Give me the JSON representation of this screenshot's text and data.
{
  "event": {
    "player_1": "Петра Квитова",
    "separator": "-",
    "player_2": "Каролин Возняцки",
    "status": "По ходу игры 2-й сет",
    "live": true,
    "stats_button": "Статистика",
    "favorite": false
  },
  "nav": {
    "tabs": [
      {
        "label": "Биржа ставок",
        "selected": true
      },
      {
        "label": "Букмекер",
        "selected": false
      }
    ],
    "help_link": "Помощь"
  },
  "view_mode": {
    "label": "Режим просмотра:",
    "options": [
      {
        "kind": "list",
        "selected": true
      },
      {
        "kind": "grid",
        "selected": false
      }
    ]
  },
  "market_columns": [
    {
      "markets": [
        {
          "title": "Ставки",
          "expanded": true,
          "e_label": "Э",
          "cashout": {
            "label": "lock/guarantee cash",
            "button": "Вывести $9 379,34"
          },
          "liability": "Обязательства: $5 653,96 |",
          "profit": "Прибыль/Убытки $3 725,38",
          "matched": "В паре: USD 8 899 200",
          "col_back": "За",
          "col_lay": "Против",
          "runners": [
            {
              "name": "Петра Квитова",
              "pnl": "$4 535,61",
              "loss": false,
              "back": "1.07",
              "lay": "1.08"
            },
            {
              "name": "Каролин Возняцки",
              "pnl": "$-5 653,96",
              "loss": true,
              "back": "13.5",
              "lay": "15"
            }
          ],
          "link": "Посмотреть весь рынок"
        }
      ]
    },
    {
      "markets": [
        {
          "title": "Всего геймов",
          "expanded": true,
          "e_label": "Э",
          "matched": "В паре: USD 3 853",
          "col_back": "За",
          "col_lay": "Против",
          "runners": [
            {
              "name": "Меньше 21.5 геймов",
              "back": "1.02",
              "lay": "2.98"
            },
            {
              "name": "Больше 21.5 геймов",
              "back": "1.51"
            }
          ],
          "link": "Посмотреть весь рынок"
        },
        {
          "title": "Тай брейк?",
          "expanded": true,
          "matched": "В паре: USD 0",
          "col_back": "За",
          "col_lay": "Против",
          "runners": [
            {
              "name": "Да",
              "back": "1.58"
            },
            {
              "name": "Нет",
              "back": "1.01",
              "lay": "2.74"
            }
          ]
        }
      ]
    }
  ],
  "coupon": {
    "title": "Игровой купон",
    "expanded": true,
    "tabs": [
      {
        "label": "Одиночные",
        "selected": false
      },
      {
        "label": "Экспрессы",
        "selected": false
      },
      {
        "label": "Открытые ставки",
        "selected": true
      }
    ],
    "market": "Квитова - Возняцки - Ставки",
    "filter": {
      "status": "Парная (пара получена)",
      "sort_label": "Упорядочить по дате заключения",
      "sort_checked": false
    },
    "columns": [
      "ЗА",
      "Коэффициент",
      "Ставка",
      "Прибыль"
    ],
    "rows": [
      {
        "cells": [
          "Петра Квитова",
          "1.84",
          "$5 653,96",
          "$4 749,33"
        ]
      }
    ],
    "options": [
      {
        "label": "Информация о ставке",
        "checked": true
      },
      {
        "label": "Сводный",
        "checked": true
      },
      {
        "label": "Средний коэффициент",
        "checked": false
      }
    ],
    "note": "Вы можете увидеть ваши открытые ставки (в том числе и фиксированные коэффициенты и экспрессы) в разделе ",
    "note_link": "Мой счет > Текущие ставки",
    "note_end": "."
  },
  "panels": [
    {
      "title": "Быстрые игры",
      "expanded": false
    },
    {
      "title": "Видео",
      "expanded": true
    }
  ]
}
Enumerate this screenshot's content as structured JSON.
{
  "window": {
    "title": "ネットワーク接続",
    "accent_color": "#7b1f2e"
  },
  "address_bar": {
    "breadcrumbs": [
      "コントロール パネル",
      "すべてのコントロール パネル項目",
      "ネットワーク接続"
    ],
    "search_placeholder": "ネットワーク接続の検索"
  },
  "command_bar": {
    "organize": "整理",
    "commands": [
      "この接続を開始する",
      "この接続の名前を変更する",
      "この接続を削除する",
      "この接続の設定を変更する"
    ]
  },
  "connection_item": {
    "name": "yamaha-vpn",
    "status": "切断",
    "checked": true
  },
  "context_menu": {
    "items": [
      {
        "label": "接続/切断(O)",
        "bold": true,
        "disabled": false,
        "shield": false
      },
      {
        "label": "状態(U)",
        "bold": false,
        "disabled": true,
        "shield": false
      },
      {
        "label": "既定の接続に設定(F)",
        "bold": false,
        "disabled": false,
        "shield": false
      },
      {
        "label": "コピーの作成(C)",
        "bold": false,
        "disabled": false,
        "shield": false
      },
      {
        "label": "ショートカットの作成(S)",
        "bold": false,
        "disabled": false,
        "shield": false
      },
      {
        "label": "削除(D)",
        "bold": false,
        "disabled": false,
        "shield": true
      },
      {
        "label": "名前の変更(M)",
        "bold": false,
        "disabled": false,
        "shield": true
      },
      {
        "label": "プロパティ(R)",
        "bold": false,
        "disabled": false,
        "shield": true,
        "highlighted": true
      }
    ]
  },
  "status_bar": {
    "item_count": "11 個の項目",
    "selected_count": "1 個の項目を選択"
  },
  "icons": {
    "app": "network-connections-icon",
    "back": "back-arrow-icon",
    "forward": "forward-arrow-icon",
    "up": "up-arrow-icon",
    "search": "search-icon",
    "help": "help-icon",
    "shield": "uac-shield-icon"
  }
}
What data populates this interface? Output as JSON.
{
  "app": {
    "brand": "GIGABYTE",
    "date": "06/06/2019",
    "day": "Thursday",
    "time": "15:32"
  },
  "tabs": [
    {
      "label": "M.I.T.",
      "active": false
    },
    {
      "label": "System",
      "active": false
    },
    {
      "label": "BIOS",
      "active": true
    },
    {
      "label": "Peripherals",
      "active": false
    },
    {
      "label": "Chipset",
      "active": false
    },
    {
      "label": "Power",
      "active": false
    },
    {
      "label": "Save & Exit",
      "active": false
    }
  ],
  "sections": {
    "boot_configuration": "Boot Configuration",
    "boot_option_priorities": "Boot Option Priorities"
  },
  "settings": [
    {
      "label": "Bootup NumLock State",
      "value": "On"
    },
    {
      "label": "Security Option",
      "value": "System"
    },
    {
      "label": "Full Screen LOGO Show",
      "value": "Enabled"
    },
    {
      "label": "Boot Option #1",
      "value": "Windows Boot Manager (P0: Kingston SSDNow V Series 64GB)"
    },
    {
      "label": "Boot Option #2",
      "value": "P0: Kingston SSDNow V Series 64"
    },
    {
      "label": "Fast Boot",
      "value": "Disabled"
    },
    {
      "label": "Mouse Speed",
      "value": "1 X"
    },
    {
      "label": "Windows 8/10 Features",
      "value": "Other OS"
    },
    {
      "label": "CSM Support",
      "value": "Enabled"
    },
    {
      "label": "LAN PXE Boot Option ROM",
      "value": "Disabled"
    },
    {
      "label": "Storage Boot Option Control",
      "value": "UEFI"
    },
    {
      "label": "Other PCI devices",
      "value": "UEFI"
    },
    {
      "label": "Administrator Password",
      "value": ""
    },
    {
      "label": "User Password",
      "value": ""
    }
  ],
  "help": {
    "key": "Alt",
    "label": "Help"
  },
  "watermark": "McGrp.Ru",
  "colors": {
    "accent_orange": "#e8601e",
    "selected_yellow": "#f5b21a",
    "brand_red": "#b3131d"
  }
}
□ □ □ □ □
● Task to complete
Write out the records shown above, exactly as they appear.

● Solution for this exercise
Give me the JSON representation of this screenshot's text and data.
{
  "event": {
    "player_1": "Петра Квитова",
    "separator": "-",
    "player_2": "Каролин Возняцки",
    "status": "По ходу игры 2-й сет",
    "live": true,
    "stats_button": "Статистика",
    "favorite": false
  },
  "nav": {
    "tabs": [
      {
        "label": "Биржа ставок",
        "selected": true
      },
      {
        "label": "Букмекер",
        "selected": false
      }
    ],
    "help_link": "Помощь"
  },
  "view_mode": {
    "label": "Режим просмотра:",
    "options": [
      {
        "kind": "list",
        "selected": true
      },
      {
        "kind": "grid",
        "selected": false
      }
    ]
  },
  "market_columns": [
    {
      "markets": [
        {
          "title": "Ставки",
          "expanded": true,
          "e_label": "Э",
          "cashout": {
            "label": "lock/guarantee cash",
            "button": "Вывести $9 379,34"
          },
          "liability": "Обязательства: $5 653,96 |",
          "profit": "Прибыль/Убытки $3 725,38",
          "matched": "В паре: USD 8 899 200",
          "col_back": "За",
          "col_lay": "Против",
          "runners": [
            {
              "name": "Петра Квитова",
              "pnl": "$4 535,61",
              "loss": false,
              "back": "1.07",
              "lay": "1.08"
            },
            {
              "name": "Каролин Возняцки",
              "pnl": "$-5 653,96",
              "loss": true,
              "back": "13.5",
              "lay": "15"
            }
          ],
          "link": "Посмотреть весь рынок"
        }
      ]
    },
    {
      "markets": [
        {
          "title": "Всего геймов",
          "expanded": true,
          "e_label": "Э",
          "matched": "В паре: USD 3 853",
          "col_back": "За",
          "col_lay": "Против",
          "runners": [
            {
              "name": "Меньше 21.5 геймов",
              "back": "1.02",
              "lay": "2.98"
            },
            {
              "name": "Больше 21.5 геймов",
              "back": "1.51"
            }
          ],
          "link": "Посмотреть весь рынок"
        },
        {
          "title": "Тай брейк?",
          "expanded": true,
          "matched": "В паре: USD 0",
          "col_back": "За",
          "col_lay": "Против",
          "runners": [
            {
              "name": "Да",
              "back": "1.58"
            },
            {
              "name": "Нет",
              "back": "1.01",
              "lay": "2.74"
            }
          ]
        }
      ]
    }
  ],
  "coupon": {
    "title": "Игровой купон",
    "expanded": true,
    "tabs": [
      {
        "label": "Одиночные",
        "selected": false
      },
      {
        "label": "Экспрессы",
        "selected": false
      },
      {
        "label": "Открытые ставки",
        "selected": true
      }
    ],
    "market": "Квитова - Возняцки - Ставки",
    "filter": {
      "status": "Парная (пара получена)",
      "sort_label": "Упорядочить по дате заключения",
      "sort_checked": false
    },
    "columns": [
      "ЗА",
      "Коэффициент",
      "Ставка",
      "Прибыль"
    ],
    "rows": [
      {
        "cells": [
          "Петра Квитова",
          "1.84",
          "$5 653,96",
          "$4 749,33"
        ]
      }
    ],
    "options": [
      {
        "label": "Информация о ставке",
        "checked": true
      },
      {
        "label": "Сводный",
        "checked": true
      },
      {
        "label": "Средний коэффициент",
        "checked": false
      }
    ],
    "note": "Вы можете увидеть ваши открытые ставки (в том числе и фиксированные коэффициенты и экспрессы) в разделе ",
    "note_link": "Мой счет > Текущие ставки",
    "note_end": "."
  },
  "panels": [
    {
      "title": "Быстрые игры",
      "expanded": false
    },
    {
      "title": "Видео",
      "expanded": true
    }
  ]
}
Enumerate this screenshot's content as structured JSON.
{
  "window": {
    "title": "ネットワーク接続",
    "accent_color": "#7b1f2e"
  },
  "address_bar": {
    "breadcrumbs": [
      "コントロール パネル",
      "すべてのコントロール パネル項目",
      "ネットワーク接続"
    ],
    "search_placeholder": "ネットワーク接続の検索"
  },
  "command_bar": {
    "organize": "整理",
    "commands": [
      "この接続を開始する",
      "この接続の名前を変更する",
      "この接続を削除する",
      "この接続の設定を変更する"
    ]
  },
  "connection_item": {
    "name": "yamaha-vpn",
    "status": "切断",
    "checked": true
  },
  "context_menu": {
    "items": [
      {
        "label": "接続/切断(O)",
        "bold": true,
        "disabled": false,
        "shield": false
      },
      {
        "label": "状態(U)",
        "bold": false,
        "disabled": true,
        "shield": false
      },
      {
        "label": "既定の接続に設定(F)",
        "bold": false,
        "disabled": false,
        "shield": false
      },
      {
        "label": "コピーの作成(C)",
        "bold": false,
        "disabled": false,
        "shield": false
      },
      {
        "label": "ショートカットの作成(S)",
        "bold": false,
        "disabled": false,
        "shield": false
      },
      {
        "label": "削除(D)",
        "bold": false,
        "disabled": false,
        "shield": true
      },
      {
        "label": "名前の変更(M)",
        "bold": false,
        "disabled": false,
        "shield": true
      },
      {
        "label": "プロパティ(R)",
        "bold": false,
        "disabled": false,
        "shield": true,
        "highlighted": true
      }
    ]
  },
  "status_bar": {
    "item_count": "11 個の項目",
    "selected_count": "1 個の項目を選択"
  },
  "icons": {
    "app": "network-connections-icon",
    "back": "back-arrow-icon",
    "forward": "forward-arrow-icon",
    "up": "up-arrow-icon",
    "search": "search-icon",
    "help": "help-icon",
    "shield": "uac-shield-icon"
  }
}
What data populates this interface? Output as JSON.
{
  "app": {
    "brand": "GIGABYTE",
    "date": "06/06/2019",
    "day": "Thursday",
    "time": "15:32"
  },
  "tabs": [
    {
      "label": "M.I.T.",
      "active": false
    },
    {
      "label": "System",
      "active": false
    },
    {
      "label": "BIOS",
      "active": true
    },
    {
      "label": "Peripherals",
      "active": false
    },
    {
      "label": "Chipset",
      "active": false
    },
    {
      "label": "Power",
      "active": false
    },
    {
      "label": "Save & Exit",
      "active": false
    }
  ],
  "sections": {
    "boot_configuration": "Boot Configuration",
    "boot_option_priorities": "Boot Option Priorities"
  },
  "settings": [
    {
      "label": "Bootup NumLock State",
      "value": "On"
    },
    {
      "label": "Security Option",
      "value": "System"
    },
    {
      "label": "Full Screen LOGO Show",
      "value": "Enabled"
    },
    {
      "label": "Boot Option #1",
      "value": "Windows Boot Manager (P0: Kingston SSDNow V Series 64GB)"
    },
    {
      "label": "Boot Option #2",
      "value": "P0: Kingston SSDNow V Series 64"
    },
    {
      "label": "Fast Boot",
      "value": "Disabled"
    },
    {
      "label": "Mouse Speed",
      "value": "1 X"
    },
    {
      "label": "Windows 8/10 Features",
      "value": "Other OS"
    },
    {
      "label": "CSM Support",
      "value": "Enabled"
    },
    {
      "label": "LAN PXE Boot Option ROM",
      "value": "Disabled"
    },
    {
      "label": "Storage Boot Option Control",
      "value": "UEFI"
    },
    {
      "label": "Other PCI devices",
      "value": "UEFI"
    },
    {
      "label": "Administrator Password",
      "value": ""
    },
    {
      "label": "User Password",
      "value": ""
    }
  ],
  "help": {
    "key": "Alt",
    "label": "Help"
  },
  "watermark": "McGrp.Ru",
  "colors": {
    "accent_orange": "#e8601e",
    "selected_yellow": "#f5b21a",
    "brand_red": "#b3131d"
  }
}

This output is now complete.